### Set exercise 1
Summarize the Jira comment below in two sentences.

### Provided text

■ ■ ■ ■

You are viewing a plain text version of this content. The canonical link for it is here.
Posted to commits@cassandra.apache.org by "Sylvain Lebresne (Jira)" <ji...@apache.org> on 2020/08/13 12:52:00 UTC
[jira] [Commented] (CASSANDRA-15432) The "read defragmentation" optimization does not work

    [ https://issues.apache.org/jira/browse/CASSANDRA-15432?page=com.atlassian.jira.plugin.system.issuetabpanels:comment-tabpanel&focusedCommentId=17176982#comment-17176982 ] 

Sylvain Lebresne commented on CASSANDRA-15432:
----------------------------------------------

Back on this later than I meant, but attaching fairly trivial patches to remove said optimization on 3.0, 3.11 and trunk/4.0.
||patch||CI||
|[3.0|https://github.com/pcmanus/cassandra/commits/C-15432-3.0]|[#239|https://ci-cassandra.apache.org/job/Cassandra-devbranch/239/]|
|[3.11|https://github.com/pcmanus/cassandra/commits/C-15432-3.11]|[#240|https://ci-cassandra.apache.org/job/Cassandra-devbranch/240/]|
|[trunk|https://github.com/pcmanus/cassandra/commits/C-15432-trunk]|[#241|https://ci-cassandra.apache.org/job/Cassandra-devbranch/241/]|

[~aleksey] or [~benedict]: would one of you have cycles to review by any chance (pretty simple diff, removing the {{if}} triggering the defrag as well as tiny bits of incidental code that is now dead).

■ ■ ■ ■

### Provided records
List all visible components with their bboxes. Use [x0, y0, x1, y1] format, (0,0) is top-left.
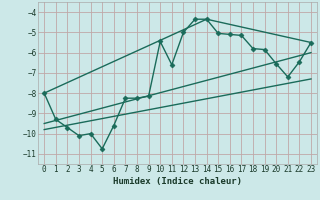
X-axis label: Humidex (Indice chaleur): Humidex (Indice chaleur) — [113, 177, 242, 186]
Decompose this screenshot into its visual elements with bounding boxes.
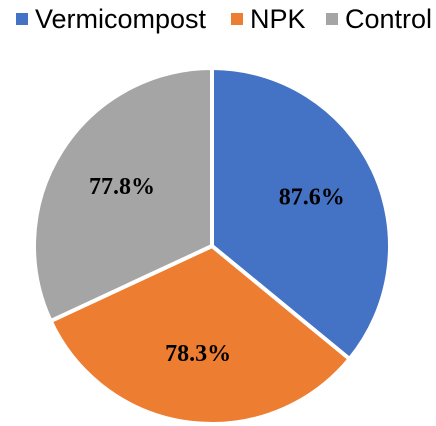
legend-swatch-npk	[231, 13, 243, 25]
legend-label-npk: NPK	[250, 4, 306, 34]
chart-legend: Vermicompost NPK Control	[0, 0, 436, 40]
legend-swatch-control	[326, 13, 338, 25]
legend-item-vermicompost: Vermicompost	[16, 2, 206, 36]
pie-slices	[32, 66, 392, 426]
legend-swatch-vermicompost	[16, 13, 28, 25]
pie-slice-labels: 87.6% 78.3% 77.8%	[89, 174, 345, 367]
pie-slice-vermicompost	[210, 66, 392, 361]
legend-label-control: Control	[345, 4, 433, 34]
legend-label-vermicompost: Vermicompost	[35, 4, 207, 34]
pie-slice-npk	[48, 244, 352, 426]
slice-label-npk: 78.3%	[165, 341, 231, 367]
slice-label-control: 77.8%	[89, 174, 155, 200]
slice-label-vermicompost: 87.6%	[279, 184, 345, 210]
legend-item-npk: NPK	[231, 2, 306, 36]
pie-slice-control	[32, 66, 214, 324]
legend-item-control: Control	[326, 2, 432, 36]
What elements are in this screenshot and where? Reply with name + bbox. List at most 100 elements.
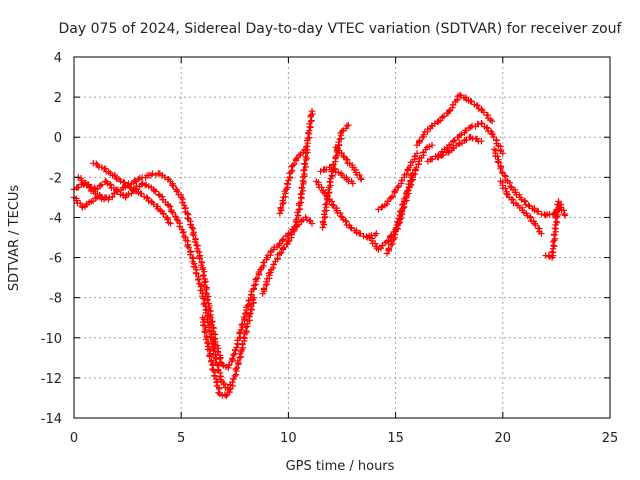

■ ■ ■ ■

### Set exercise 2
From the rows, extract the stretch from the line containing "Decompose this screenshot" through the line containing "66, 392, 361]", both included, and copy those lines verbatim, leaving out the pictures.

### Written solution 1
Sylvain Lebresne commented on CASSANDRA-15432, which reports that the "read defragmentation" optimization does not work, and attached fairly trivial patches that remove the optimization on 3.0, 3.11 and trunk/4.0, each with a linked CI run. He asked aleksey or benedict to review the simple diff, which removes the if that triggers the defrag along with small bits of incidental code that is now dead.

### Written solution 2
Decompose this screenshot into its visual elements with bounding boxes.
legend-swatch-npk	[231, 13, 243, 25]
legend-label-npk: NPK	[250, 4, 306, 34]
chart-legend: Vermicompost NPK Control	[0, 0, 436, 40]
legend-swatch-control	[326, 13, 338, 25]
legend-item-vermicompost: Vermicompost	[16, 2, 206, 36]
pie-slices	[32, 66, 392, 426]
legend-swatch-vermicompost	[16, 13, 28, 25]
pie-slice-labels: 87.6% 78.3% 77.8%	[89, 174, 345, 367]
pie-slice-vermicompost	[210, 66, 392, 361]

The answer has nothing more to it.